State only how many lines contain the string "evidence".

★ ★ ★ ★ ★

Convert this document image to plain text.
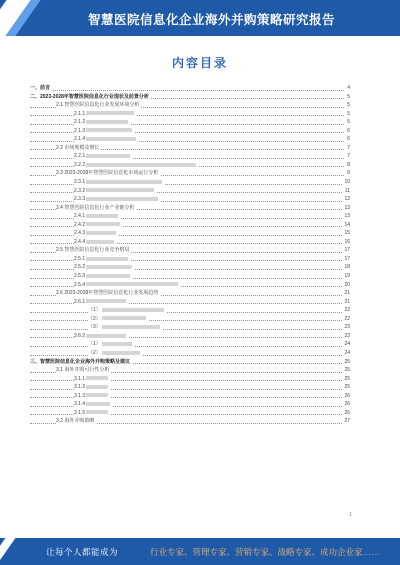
智慧医院信息化企业海外并购策略研究报告
内容目录
一、前言	4
二、2023-2028年智慧医院信息化行业现状及前景分析	5
2.1 智慧医院信息化行业发展环境分析	5
2.1.1	5
2.1.2	5
2.1.3	6
2.1.4	6
2.2 市场规模及增长	7
2.2.1	7
2.2.2	8
2.3 2023-2028年智慧医院信息化市场运行分析	9
2.3.1	10
2.3.2	11
2.3.3	12
2.4 智慧医院信息化行业产业链分析	13
2.4.1	13
2.4.2	14
2.4.3	15
2.4.4	16
2.5 智慧医院信息化行业竞争格局	17
2.5.1	17
2.5.2	18
2.5.3	19
2.5.4	20
2.6 2023-2028年智慧医院信息化行业发展趋势	21
2.6.1	21
（1）	22
（2）	22
（3）	23
2.6.2	23
（1）	24
（2）	24
三、智慧医院信息化企业海外并购策略及建议	25
3.1 海外并购可行性分析	25
3.1.1	25
3.1.2	25
3.1.3	26
3.1.4	26
3.1.5	26
3.2 海外并购策略	27
1
让每个人都能成为	行业专家、管理专家、营销专家、战略专家、成功企业家……
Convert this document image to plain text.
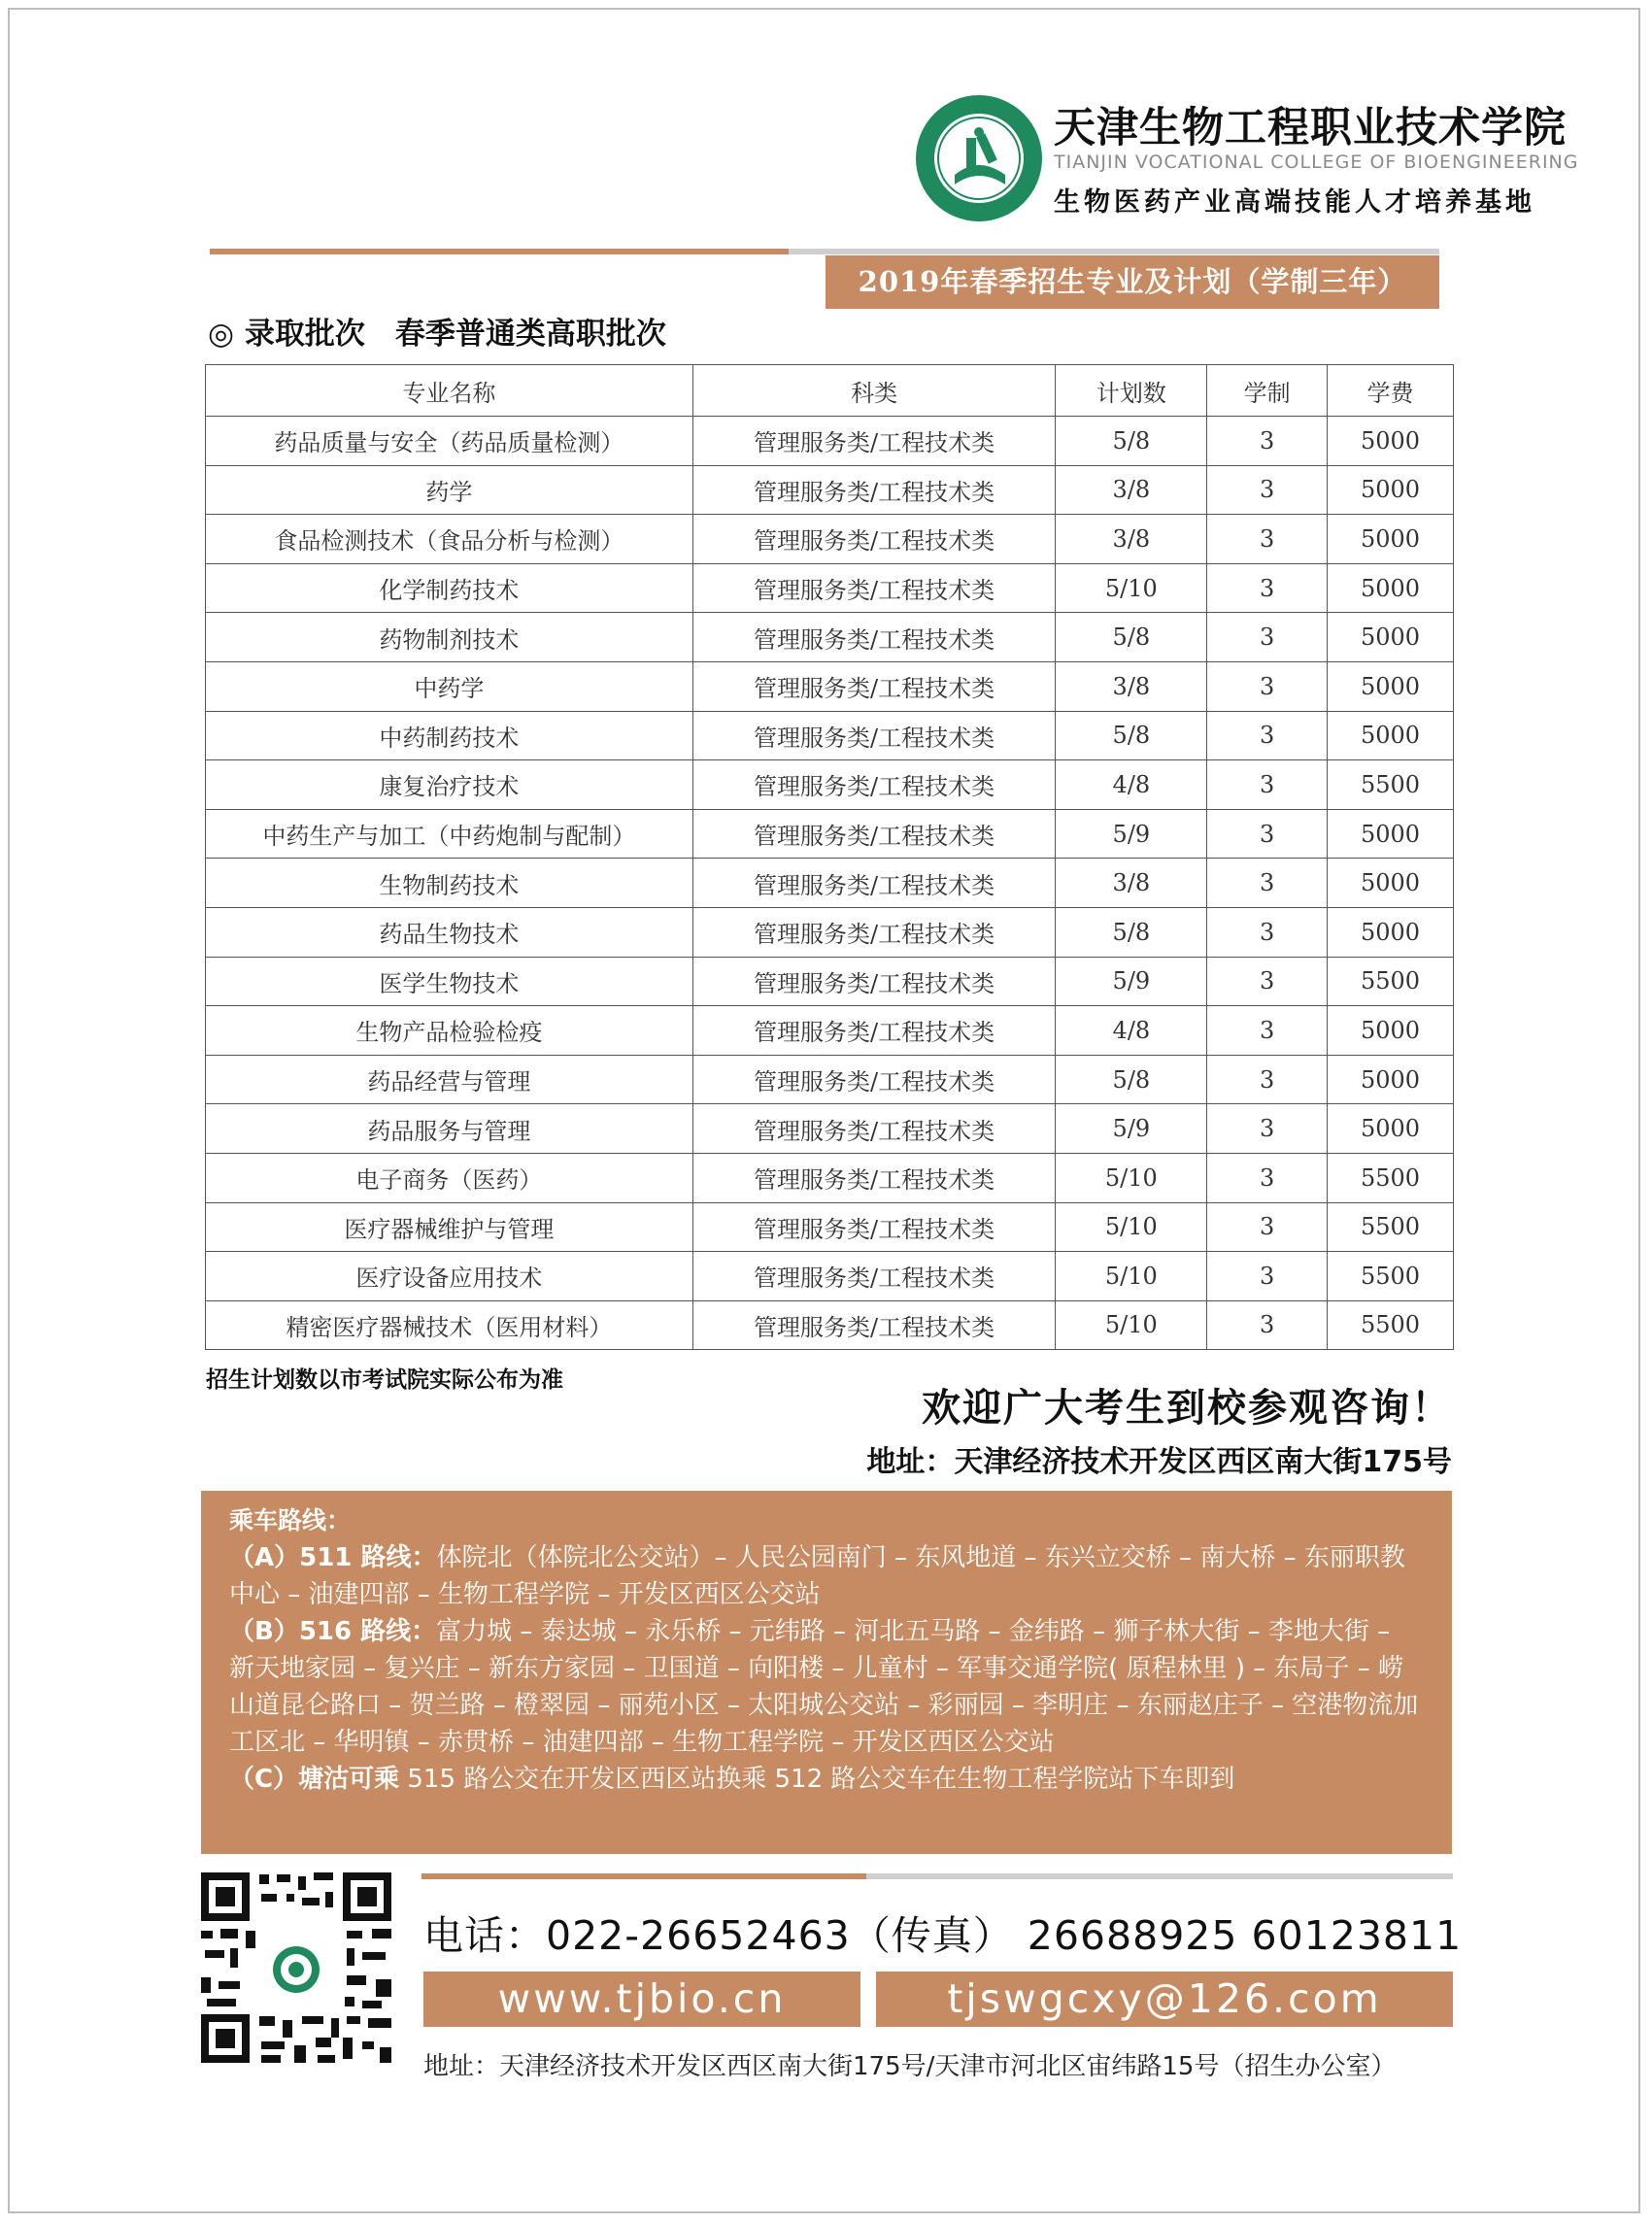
天津生物工程职业技术学院
TIANJIN VOCATIONAL COLLEGE OF BIOENGINEERING
生物医药产业高端技能人才培养基地
2019年春季招生专业及计划（学制三年）
◎ 录取批次　春季普通类高职批次
专业名称	科类	计划数	学制	学费
药品质量与安全（药品质量检测）	管理服务类/工程技术类	5/8	3	5000
药学	管理服务类/工程技术类	3/8	3	5000
食品检测技术（食品分析与检测）	管理服务类/工程技术类	3/8	3	5000
化学制药技术	管理服务类/工程技术类	5/10	3	5000
药物制剂技术	管理服务类/工程技术类	5/8	3	5000
中药学	管理服务类/工程技术类	3/8	3	5000
中药制药技术	管理服务类/工程技术类	5/8	3	5000
康复治疗技术	管理服务类/工程技术类	4/8	3	5500
中药生产与加工（中药炮制与配制）	管理服务类/工程技术类	5/9	3	5000
生物制药技术	管理服务类/工程技术类	3/8	3	5000
药品生物技术	管理服务类/工程技术类	5/8	3	5000
医学生物技术	管理服务类/工程技术类	5/9	3	5500
生物产品检验检疫	管理服务类/工程技术类	4/8	3	5000
药品经营与管理	管理服务类/工程技术类	5/8	3	5000
药品服务与管理	管理服务类/工程技术类	5/9	3	5000
电子商务（医药）	管理服务类/工程技术类	5/10	3	5500
医疗器械维护与管理	管理服务类/工程技术类	5/10	3	5500
医疗设备应用技术	管理服务类/工程技术类	5/10	3	5500
精密医疗器械技术（医用材料）	管理服务类/工程技术类	5/10	3	5500
招生计划数以市考试院实际公布为准
欢迎广大考生到校参观咨询！
地址：天津经济技术开发区西区南大街175号
乘车路线：

（A）511 路线：体院北（体院北公交站）– 人民公园南门 – 东风地道 – 东兴立交桥 – 南大桥 – 东丽职教中心 – 油建四部 – 生物工程学院 – 开发区西区公交站

（B）516 路线：富力城 – 泰达城 – 永乐桥 – 元纬路 – 河北五马路 – 金纬路 – 狮子林大街 – 李地大街 – 新天地家园 – 复兴庄 – 新东方家园 – 卫国道 – 向阳楼 – 儿童村 – 军事交通学院( 原程林里 ) – 东局子 – 崂山道昆仑路口 – 贺兰路 – 橙翠园 – 丽苑小区 – 太阳城公交站 – 彩丽园 – 李明庄 – 东丽赵庄子 – 空港物流加工区北 – 华明镇 – 赤贯桥 – 油建四部 – 生物工程学院 – 开发区西区公交站

（C）塘沽可乘 515 路公交在开发区西区站换乘 512 路公交车在生物工程学院站下车即到

电话：022-26652463（传真） 26688925 60123811
www.tjbio.cn	tjswgcxy@126.com
地址：天津经济技术开发区西区南大街175号/天津市河北区宙纬路15号（招生办公室）
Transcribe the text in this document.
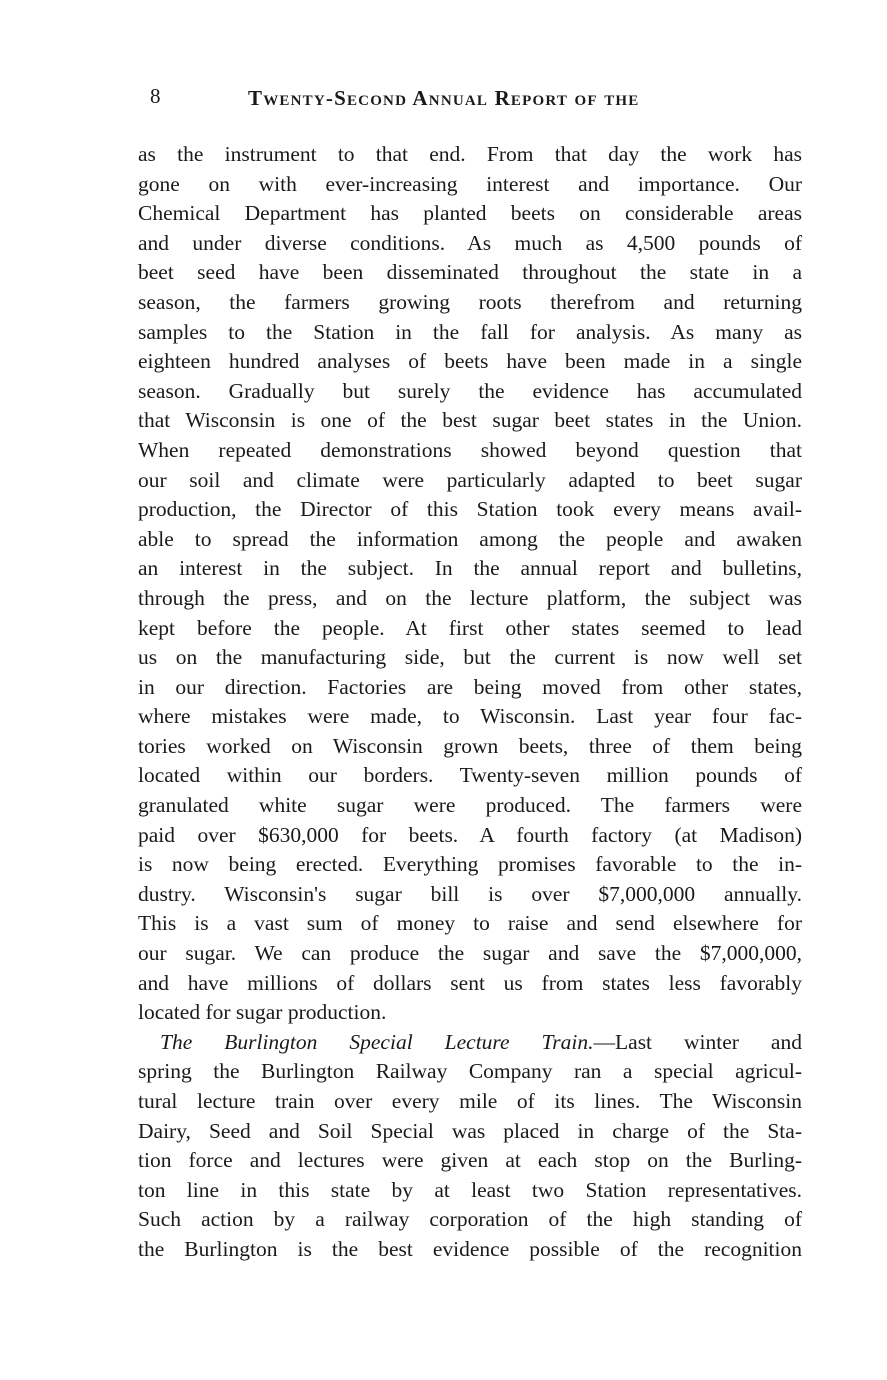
8	Twenty-Second Annual Report of the
as the instrument to that end. From that day the work has
gone on with ever-increasing interest and importance. Our
Chemical Department has planted beets on considerable areas
and under diverse conditions. As much as 4,500 pounds of
beet seed have been disseminated throughout the state in a
season, the farmers growing roots therefrom and returning
samples to the Station in the fall for analysis. As many as
eighteen hundred analyses of beets have been made in a single
season. Gradually but surely the evidence has accumulated
that Wisconsin is one of the best sugar beet states in the Union.
When repeated demonstrations showed beyond question that
our soil and climate were particularly adapted to beet sugar
production, the Director of this Station took every means avail-
able to spread the information among the people and awaken
an interest in the subject. In the annual report and bulletins,
through the press, and on the lecture platform, the subject was
kept before the people. At first other states seemed to lead
us on the manufacturing side, but the current is now well set
in our direction. Factories are being moved from other states,
where mistakes were made, to Wisconsin. Last year four fac-
tories worked on Wisconsin grown beets, three of them being
located within our borders. Twenty-seven million pounds of
granulated white sugar were produced. The farmers were
paid over $630,000 for beets. A fourth factory (at Madison)
is now being erected. Everything promises favorable to the in-
dustry. Wisconsin's sugar bill is over $7,000,000 annually.
This is a vast sum of money to raise and send elsewhere for
our sugar. We can produce the sugar and save the $7,000,000,
and have millions of dollars sent us from states less favorably
located for sugar production.
The Burlington Special Lecture Train.—Last winter and
spring the Burlington Railway Company ran a special agricul-
tural lecture train over every mile of its lines. The Wisconsin
Dairy, Seed and Soil Special was placed in charge of the Sta-
tion force and lectures were given at each stop on the Burling-
ton line in this state by at least two Station representatives.
Such action by a railway corporation of the high standing of
the Burlington is the best evidence possible of the recognition
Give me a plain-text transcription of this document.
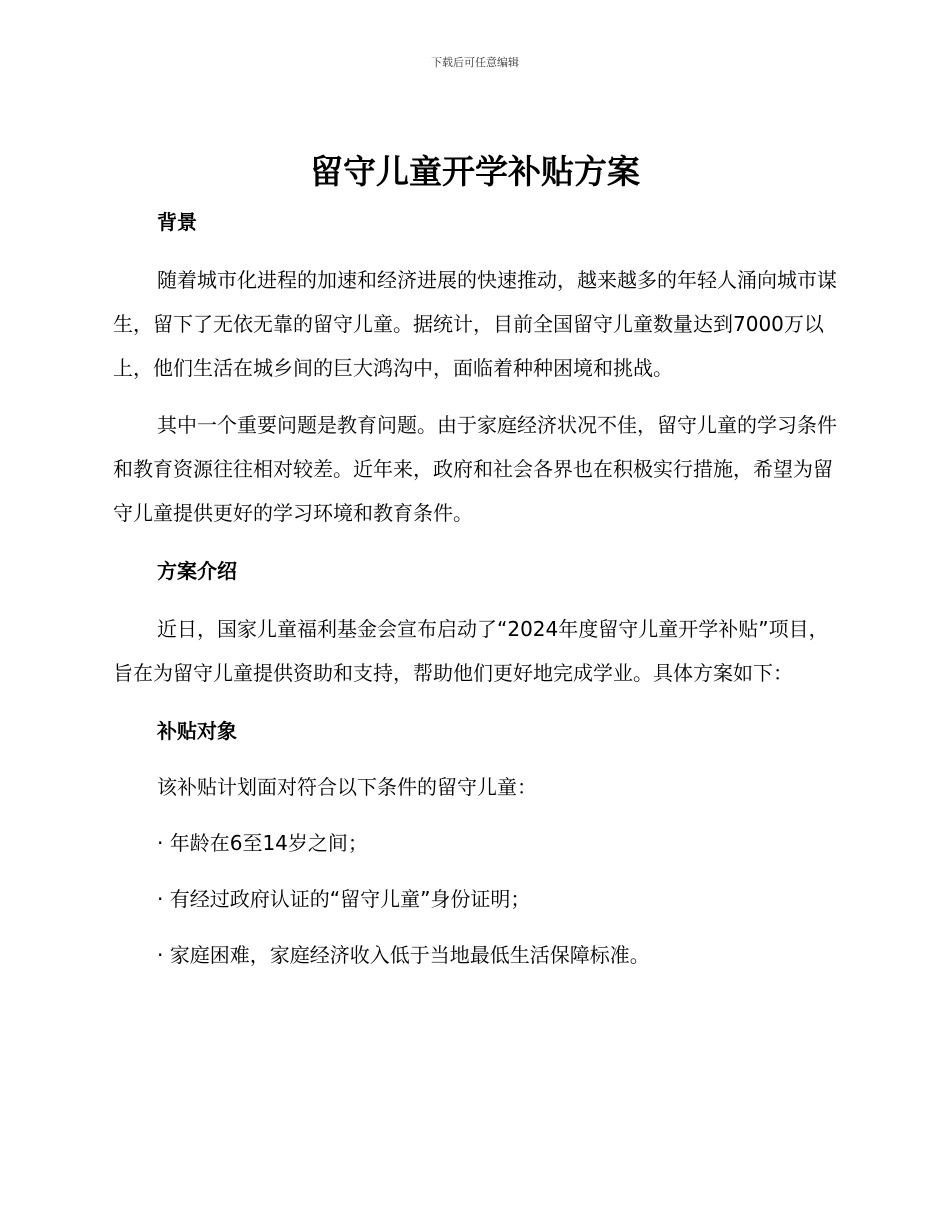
下载后可任意编辑

留守儿童开学补贴方案
背景

随着城市化进程的加速和经济进展的快速推动，越来越多的年轻人涌向城市谋生，留下了无依无靠的留守儿童。据统计，目前全国留守儿童数量达到7000万以上，他们生活在城乡间的巨大鸿沟中，面临着种种困境和挑战。

其中一个重要问题是教育问题。由于家庭经济状况不佳，留守儿童的学习条件和教育资源往往相对较差。近年来，政府和社会各界也在积极实行措施，希望为留守儿童提供更好的学习环境和教育条件。

方案介绍

近日，国家儿童福利基金会宣布启动了“2024年度留守儿童开学补贴”项目，旨在为留守儿童提供资助和支持，帮助他们更好地完成学业。具体方案如下：

补贴对象

该补贴计划面对符合以下条件的留守儿童：

· 年龄在6至14岁之间；

· 有经过政府认证的“留守儿童”身份证明；

· 家庭困难，家庭经济收入低于当地最低生活保障标准。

★ ★ ★ ★ ★

RESULT OF THIS TASK: 2